TASK OBJECTIVE
Give back the entire listing verbatim.

(begin)

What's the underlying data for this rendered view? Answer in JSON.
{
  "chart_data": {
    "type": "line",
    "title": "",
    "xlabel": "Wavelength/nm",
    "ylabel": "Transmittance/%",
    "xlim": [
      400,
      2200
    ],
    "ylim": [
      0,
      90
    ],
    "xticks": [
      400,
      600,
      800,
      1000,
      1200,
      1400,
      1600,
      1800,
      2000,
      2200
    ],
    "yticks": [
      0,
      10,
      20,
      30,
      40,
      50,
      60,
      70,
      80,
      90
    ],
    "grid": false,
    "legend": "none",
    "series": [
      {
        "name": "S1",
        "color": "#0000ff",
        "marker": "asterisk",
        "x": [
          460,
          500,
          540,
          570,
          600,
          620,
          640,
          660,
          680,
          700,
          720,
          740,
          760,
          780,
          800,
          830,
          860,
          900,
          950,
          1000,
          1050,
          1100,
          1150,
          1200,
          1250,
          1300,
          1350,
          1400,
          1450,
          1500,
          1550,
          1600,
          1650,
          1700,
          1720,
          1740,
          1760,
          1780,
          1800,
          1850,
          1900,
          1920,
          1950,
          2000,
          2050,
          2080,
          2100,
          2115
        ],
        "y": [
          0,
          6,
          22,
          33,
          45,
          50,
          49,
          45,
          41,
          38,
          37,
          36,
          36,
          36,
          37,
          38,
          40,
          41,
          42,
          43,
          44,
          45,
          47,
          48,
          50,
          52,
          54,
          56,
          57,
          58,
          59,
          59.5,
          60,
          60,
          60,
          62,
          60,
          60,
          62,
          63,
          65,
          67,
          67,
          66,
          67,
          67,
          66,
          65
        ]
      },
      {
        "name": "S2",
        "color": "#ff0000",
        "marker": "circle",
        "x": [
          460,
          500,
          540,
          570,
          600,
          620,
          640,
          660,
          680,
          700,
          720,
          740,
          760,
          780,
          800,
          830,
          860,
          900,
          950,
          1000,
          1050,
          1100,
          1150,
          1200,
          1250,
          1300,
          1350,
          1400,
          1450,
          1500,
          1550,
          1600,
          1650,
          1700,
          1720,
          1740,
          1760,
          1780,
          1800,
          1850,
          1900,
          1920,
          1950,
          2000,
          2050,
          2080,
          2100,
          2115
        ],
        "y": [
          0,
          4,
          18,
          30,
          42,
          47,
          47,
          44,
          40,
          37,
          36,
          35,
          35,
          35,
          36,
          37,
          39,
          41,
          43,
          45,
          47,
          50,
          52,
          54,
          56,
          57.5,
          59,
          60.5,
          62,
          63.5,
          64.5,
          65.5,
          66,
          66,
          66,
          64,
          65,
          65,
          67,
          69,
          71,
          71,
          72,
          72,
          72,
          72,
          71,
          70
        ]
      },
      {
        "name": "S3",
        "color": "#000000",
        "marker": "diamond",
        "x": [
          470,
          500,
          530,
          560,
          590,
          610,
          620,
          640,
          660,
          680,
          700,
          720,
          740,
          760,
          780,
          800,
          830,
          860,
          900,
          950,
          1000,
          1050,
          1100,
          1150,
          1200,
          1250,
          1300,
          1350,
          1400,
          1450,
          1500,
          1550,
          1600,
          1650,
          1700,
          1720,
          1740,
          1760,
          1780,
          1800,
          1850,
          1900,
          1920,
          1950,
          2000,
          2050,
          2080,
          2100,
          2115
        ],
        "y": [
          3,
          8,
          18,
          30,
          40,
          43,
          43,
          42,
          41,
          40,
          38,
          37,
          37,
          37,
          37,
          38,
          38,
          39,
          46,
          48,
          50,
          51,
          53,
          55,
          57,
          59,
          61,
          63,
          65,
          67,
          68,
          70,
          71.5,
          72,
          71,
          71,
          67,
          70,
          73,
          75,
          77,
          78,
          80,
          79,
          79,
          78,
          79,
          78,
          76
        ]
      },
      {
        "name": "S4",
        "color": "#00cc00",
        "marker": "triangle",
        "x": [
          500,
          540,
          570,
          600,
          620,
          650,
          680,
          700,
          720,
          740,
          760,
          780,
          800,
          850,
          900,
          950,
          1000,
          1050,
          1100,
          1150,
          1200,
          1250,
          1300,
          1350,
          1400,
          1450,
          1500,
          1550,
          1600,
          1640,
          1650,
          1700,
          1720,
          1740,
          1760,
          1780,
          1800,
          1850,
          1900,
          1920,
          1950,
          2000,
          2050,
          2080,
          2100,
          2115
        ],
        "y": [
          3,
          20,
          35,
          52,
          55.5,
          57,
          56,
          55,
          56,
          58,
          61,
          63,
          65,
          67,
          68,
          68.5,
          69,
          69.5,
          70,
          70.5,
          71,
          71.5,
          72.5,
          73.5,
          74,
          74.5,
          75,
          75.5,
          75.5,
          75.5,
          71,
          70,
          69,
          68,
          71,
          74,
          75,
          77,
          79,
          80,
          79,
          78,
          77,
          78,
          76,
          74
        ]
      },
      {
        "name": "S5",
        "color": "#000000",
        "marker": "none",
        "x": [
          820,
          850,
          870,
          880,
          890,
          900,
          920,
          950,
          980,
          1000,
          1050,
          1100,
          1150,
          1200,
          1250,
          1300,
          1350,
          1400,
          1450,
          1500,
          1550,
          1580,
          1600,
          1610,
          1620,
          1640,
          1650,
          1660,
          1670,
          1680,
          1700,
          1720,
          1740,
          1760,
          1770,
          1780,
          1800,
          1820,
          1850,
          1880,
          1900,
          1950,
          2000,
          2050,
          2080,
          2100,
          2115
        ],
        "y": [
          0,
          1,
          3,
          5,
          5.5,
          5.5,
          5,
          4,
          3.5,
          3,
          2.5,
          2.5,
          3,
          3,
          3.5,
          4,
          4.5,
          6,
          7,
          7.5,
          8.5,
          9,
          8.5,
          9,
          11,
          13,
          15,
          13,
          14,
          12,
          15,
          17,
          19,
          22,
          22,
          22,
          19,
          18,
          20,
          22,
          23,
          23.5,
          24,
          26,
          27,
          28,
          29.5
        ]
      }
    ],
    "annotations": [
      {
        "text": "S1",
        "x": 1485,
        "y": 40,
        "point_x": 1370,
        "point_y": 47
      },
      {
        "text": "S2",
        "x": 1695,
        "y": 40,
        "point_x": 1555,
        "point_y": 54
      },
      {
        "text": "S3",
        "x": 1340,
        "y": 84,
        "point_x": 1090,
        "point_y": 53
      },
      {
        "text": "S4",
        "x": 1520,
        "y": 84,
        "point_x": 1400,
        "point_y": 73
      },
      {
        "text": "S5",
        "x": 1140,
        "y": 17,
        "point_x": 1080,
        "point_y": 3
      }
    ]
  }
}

(end)

ANSWER TO THE PROBLEM
What's the underlying data for this rendered view? Answer in JSON.
{
  "chart_data": {
    "type": "line",
    "title": "",
    "xlabel": "Wavelength/nm",
    "ylabel": "Transmittance/%",
    "xlim": [
      400,
      2200
    ],
    "ylim": [
      0,
      90
    ],
    "xticks": [
      400,
      600,
      800,
      1000,
      1200,
      1400,
      1600,
      1800,
      2000,
      2200
    ],
    "yticks": [
      0,
      10,
      20,
      30,
      40,
      50,
      60,
      70,
      80,
      90
    ],
    "grid": false,
    "legend": "none",
    "series": [
      {
        "name": "S1",
        "color": "#0000ff",
        "marker": "asterisk",
        "x": [
          460,
          500,
          540,
          570,
          600,
          620,
          640,
          660,
          680,
          700,
          720,
          740,
          760,
          780,
          800,
          830,
          860,
          900,
          950,
          1000,
          1050,
          1100,
          1150,
          1200,
          1250,
          1300,
          1350,
          1400,
          1450,
          1500,
          1550,
          1600,
          1650,
          1700,
          1720,
          1740,
          1760,
          1780,
          1800,
          1850,
          1900,
          1920,
          1950,
          2000,
          2050,
          2080,
          2100,
          2115
        ],
        "y": [
          0,
          6,
          22,
          33,
          45,
          50,
          49,
          45,
          41,
          38,
          37,
          36,
          36,
          36,
          37,
          38,
          40,
          41,
          42,
          43,
          44,
          45,
          47,
          48,
          50,
          52,
          54,
          56,
          57,
          58,
          59,
          59.5,
          60,
          60,
          60,
          62,
          60,
          60,
          62,
          63,
          65,
          67,
          67,
          66,
          67,
          67,
          66,
          65
        ]
      },
      {
        "name": "S2",
        "color": "#ff0000",
        "marker": "circle",
        "x": [
          460,
          500,
          540,
          570,
          600,
          620,
          640,
          660,
          680,
          700,
          720,
          740,
          760,
          780,
          800,
          830,
          860,
          900,
          950,
          1000,
          1050,
          1100,
          1150,
          1200,
          1250,
          1300,
          1350,
          1400,
          1450,
          1500,
          1550,
          1600,
          1650,
          1700,
          1720,
          1740,
          1760,
          1780,
          1800,
          1850,
          1900,
          1920,
          1950,
          2000,
          2050,
          2080,
          2100,
          2115
        ],
        "y": [
          0,
          4,
          18,
          30,
          42,
          47,
          47,
          44,
          40,
          37,
          36,
          35,
          35,
          35,
          36,
          37,
          39,
          41,
          43,
          45,
          47,
          50,
          52,
          54,
          56,
          57.5,
          59,
          60.5,
          62,
          63.5,
          64.5,
          65.5,
          66,
          66,
          66,
          64,
          65,
          65,
          67,
          69,
          71,
          71,
          72,
          72,
          72,
          72,
          71,
          70
        ]
      },
      {
        "name": "S3",
        "color": "#000000",
        "marker": "diamond",
        "x": [
          470,
          500,
          530,
          560,
          590,
          610,
          620,
          640,
          660,
          680,
          700,
          720,
          740,
          760,
          780,
          800,
          830,
          860,
          900,
          950,
          1000,
          1050,
          1100,
          1150,
          1200,
          1250,
          1300,
          1350,
          1400,
          1450,
          1500,
          1550,
          1600,
          1650,
          1700,
          1720,
          1740,
          1760,
          1780,
          1800,
          1850,
          1900,
          1920,
          1950,
          2000,
          2050,
          2080,
          2100,
          2115
        ],
        "y": [
          3,
          8,
          18,
          30,
          40,
          43,
          43,
          42,
          41,
          40,
          38,
          37,
          37,
          37,
          37,
          38,
          38,
          39,
          46,
          48,
          50,
          51,
          53,
          55,
          57,
          59,
          61,
          63,
          65,
          67,
          68,
          70,
          71.5,
          72,
          71,
          71,
          67,
          70,
          73,
          75,
          77,
          78,
          80,
          79,
          79,
          78,
          79,
          78,
          76
        ]
      },
      {
        "name": "S4",
        "color": "#00cc00",
        "marker": "triangle",
        "x": [
          500,
          540,
          570,
          600,
          620,
          650,
          680,
          700,
          720,
          740,
          760,
          780,
          800,
          850,
          900,
          950,
          1000,
          1050,
          1100,
          1150,
          1200,
          1250,
          1300,
          1350,
          1400,
          1450,
          1500,
          1550,
          1600,
          1640,
          1650,
          1700,
          1720,
          1740,
          1760,
          1780,
          1800,
          1850,
          1900,
          1920,
          1950,
          2000,
          2050,
          2080,
          2100,
          2115
        ],
        "y": [
          3,
          20,
          35,
          52,
          55.5,
          57,
          56,
          55,
          56,
          58,
          61,
          63,
          65,
          67,
          68,
          68.5,
          69,
          69.5,
          70,
          70.5,
          71,
          71.5,
          72.5,
          73.5,
          74,
          74.5,
          75,
          75.5,
          75.5,
          75.5,
          71,
          70,
          69,
          68,
          71,
          74,
          75,
          77,
          79,
          80,
          79,
          78,
          77,
          78,
          76,
          74
        ]
      },
      {
        "name": "S5",
        "color": "#000000",
        "marker": "none",
        "x": [
          820,
          850,
          870,
          880,
          890,
          900,
          920,
          950,
          980,
          1000,
          1050,
          1100,
          1150,
          1200,
          1250,
          1300,
          1350,
          1400,
          1450,
          1500,
          1550,
          1580,
          1600,
          1610,
          1620,
          1640,
          1650,
          1660,
          1670,
          1680,
          1700,
          1720,
          1740,
          1760,
          1770,
          1780,
          1800,
          1820,
          1850,
          1880,
          1900,
          1950,
          2000,
          2050,
          2080,
          2100,
          2115
        ],
        "y": [
          0,
          1,
          3,
          5,
          5.5,
          5.5,
          5,
          4,
          3.5,
          3,
          2.5,
          2.5,
          3,
          3,
          3.5,
          4,
          4.5,
          6,
          7,
          7.5,
          8.5,
          9,
          8.5,
          9,
          11,
          13,
          15,
          13,
          14,
          12,
          15,
          17,
          19,
          22,
          22,
          22,
          19,
          18,
          20,
          22,
          23,
          23.5,
          24,
          26,
          27,
          28,
          29.5
        ]
      }
    ],
    "annotations": [
      {
        "text": "S1",
        "x": 1485,
        "y": 40,
        "point_x": 1370,
        "point_y": 47
      },
      {
        "text": "S2",
        "x": 1695,
        "y": 40,
        "point_x": 1555,
        "point_y": 54
      },
      {
        "text": "S3",
        "x": 1340,
        "y": 84,
        "point_x": 1090,
        "point_y": 53
      },
      {
        "text": "S4",
        "x": 1520,
        "y": 84,
        "point_x": 1400,
        "point_y": 73
      },
      {
        "text": "S5",
        "x": 1140,
        "y": 17,
        "point_x": 1080,
        "point_y": 3
      }
    ]
  }
}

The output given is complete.